Select from the data all lines with the word "course".
+++
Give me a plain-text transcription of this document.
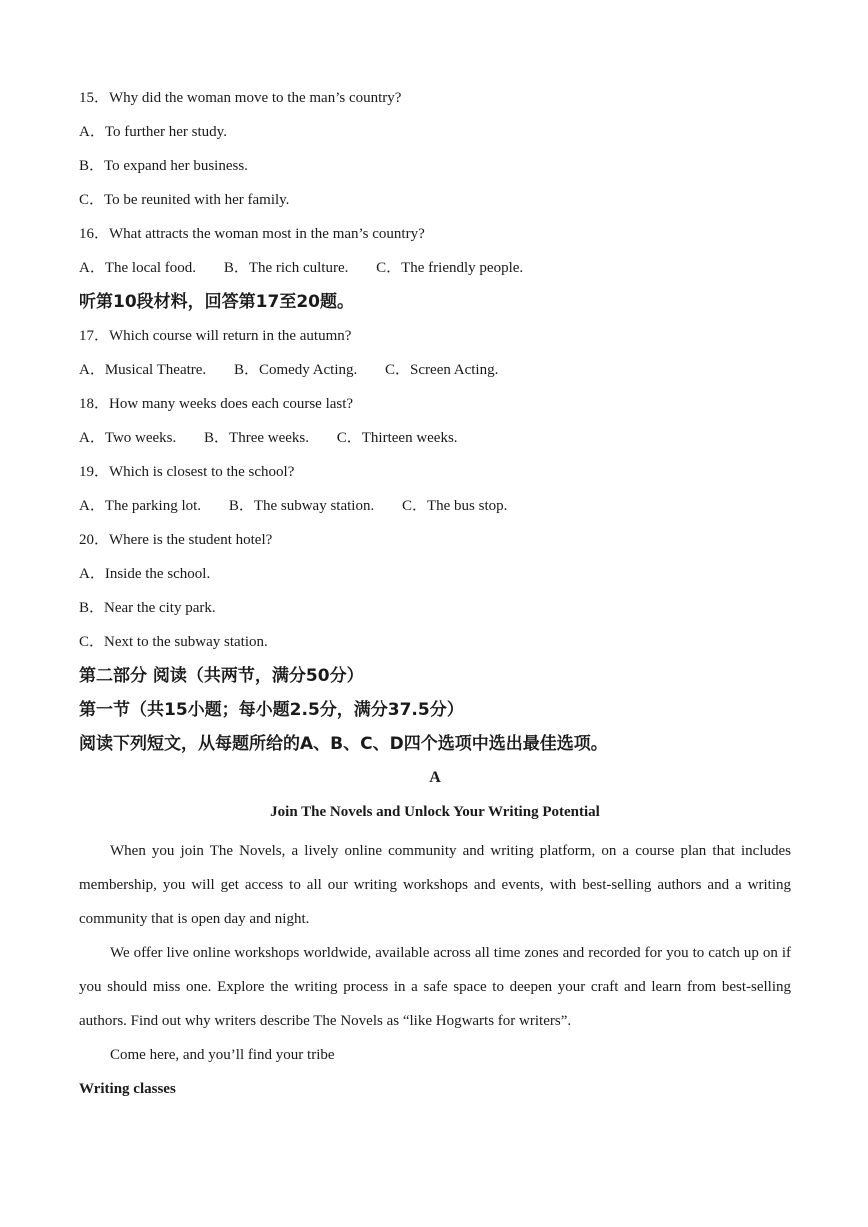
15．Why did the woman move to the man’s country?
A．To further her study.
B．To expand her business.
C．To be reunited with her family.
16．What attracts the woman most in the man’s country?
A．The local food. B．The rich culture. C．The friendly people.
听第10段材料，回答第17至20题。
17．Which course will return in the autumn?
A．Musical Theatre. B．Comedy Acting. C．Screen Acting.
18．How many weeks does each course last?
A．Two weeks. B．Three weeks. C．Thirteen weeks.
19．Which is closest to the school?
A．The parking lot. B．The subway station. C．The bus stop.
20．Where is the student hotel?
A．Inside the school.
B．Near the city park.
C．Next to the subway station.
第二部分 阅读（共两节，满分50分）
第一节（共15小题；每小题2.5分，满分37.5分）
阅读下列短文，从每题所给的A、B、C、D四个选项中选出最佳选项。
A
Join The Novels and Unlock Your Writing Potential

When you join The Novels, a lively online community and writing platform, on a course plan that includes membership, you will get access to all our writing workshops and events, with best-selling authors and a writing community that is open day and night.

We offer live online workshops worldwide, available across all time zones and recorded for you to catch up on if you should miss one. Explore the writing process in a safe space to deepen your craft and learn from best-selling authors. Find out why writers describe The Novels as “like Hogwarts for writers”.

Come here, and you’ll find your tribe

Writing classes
+++
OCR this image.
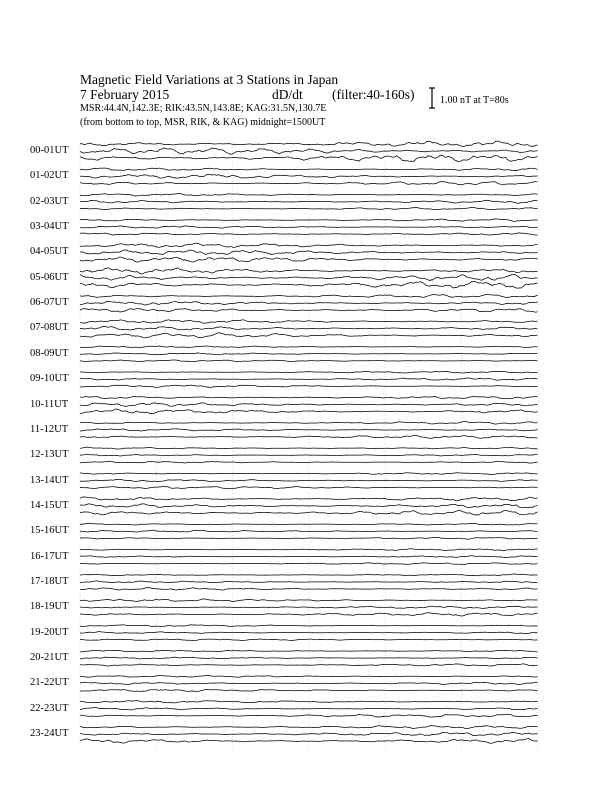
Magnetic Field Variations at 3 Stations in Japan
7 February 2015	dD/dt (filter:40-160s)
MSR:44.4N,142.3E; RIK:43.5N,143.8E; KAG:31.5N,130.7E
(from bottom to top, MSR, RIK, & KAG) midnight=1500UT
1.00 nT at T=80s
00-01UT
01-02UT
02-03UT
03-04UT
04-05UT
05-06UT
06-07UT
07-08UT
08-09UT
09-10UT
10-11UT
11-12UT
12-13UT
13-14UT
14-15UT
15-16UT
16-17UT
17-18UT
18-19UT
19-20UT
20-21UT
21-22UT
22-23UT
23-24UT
+++
SOLVED PROBLEM:
17．Which course will return in the autumn?
18．How many weeks does each course last?
When you join The Novels, a lively online community and writing platform, on a course plan that includes membership, you will get access to all our writing workshops and events, with best-selling authors and a writing community that is open day and night.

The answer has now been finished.